◆ GIVEN REQUEST
Keep every line where the word "ERAI" appears; drop the rest.

◆ INPUT ROWS
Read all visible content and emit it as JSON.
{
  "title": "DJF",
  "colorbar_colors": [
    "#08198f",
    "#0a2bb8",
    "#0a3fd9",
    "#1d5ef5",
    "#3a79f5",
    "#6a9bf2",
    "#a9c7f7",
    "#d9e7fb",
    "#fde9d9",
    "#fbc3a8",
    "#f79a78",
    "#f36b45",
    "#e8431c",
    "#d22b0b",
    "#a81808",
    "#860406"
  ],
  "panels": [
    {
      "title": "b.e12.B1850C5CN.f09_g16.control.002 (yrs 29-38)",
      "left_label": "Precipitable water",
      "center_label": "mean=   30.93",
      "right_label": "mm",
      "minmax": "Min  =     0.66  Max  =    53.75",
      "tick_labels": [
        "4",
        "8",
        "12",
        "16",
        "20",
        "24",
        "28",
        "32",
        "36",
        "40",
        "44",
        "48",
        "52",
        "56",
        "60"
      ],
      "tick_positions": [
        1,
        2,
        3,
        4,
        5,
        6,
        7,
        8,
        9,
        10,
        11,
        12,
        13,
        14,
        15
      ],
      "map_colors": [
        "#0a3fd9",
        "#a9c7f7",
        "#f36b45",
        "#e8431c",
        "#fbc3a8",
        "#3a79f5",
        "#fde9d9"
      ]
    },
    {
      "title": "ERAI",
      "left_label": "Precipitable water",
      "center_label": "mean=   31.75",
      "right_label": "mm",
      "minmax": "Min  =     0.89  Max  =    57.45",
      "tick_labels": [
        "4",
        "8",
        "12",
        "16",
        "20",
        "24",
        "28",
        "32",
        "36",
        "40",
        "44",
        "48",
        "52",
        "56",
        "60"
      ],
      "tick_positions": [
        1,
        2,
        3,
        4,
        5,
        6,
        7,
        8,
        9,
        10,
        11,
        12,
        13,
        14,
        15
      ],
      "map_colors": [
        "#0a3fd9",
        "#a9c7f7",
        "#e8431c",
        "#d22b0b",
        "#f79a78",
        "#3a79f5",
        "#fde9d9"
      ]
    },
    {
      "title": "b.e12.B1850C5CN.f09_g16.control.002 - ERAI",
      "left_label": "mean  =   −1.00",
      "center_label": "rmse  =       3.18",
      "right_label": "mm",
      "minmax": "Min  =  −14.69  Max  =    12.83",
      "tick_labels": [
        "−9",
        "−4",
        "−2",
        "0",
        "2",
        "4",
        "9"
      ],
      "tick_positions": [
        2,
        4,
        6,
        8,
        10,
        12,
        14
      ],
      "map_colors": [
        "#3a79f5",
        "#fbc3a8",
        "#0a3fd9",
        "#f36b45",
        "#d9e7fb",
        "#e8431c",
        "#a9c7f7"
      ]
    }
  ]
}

◆ OUTPUT OF THE EXERCISE
      "title": "ERAI",
      "title": "b.e12.B1850C5CN.f09_g16.control.002 - ERAI",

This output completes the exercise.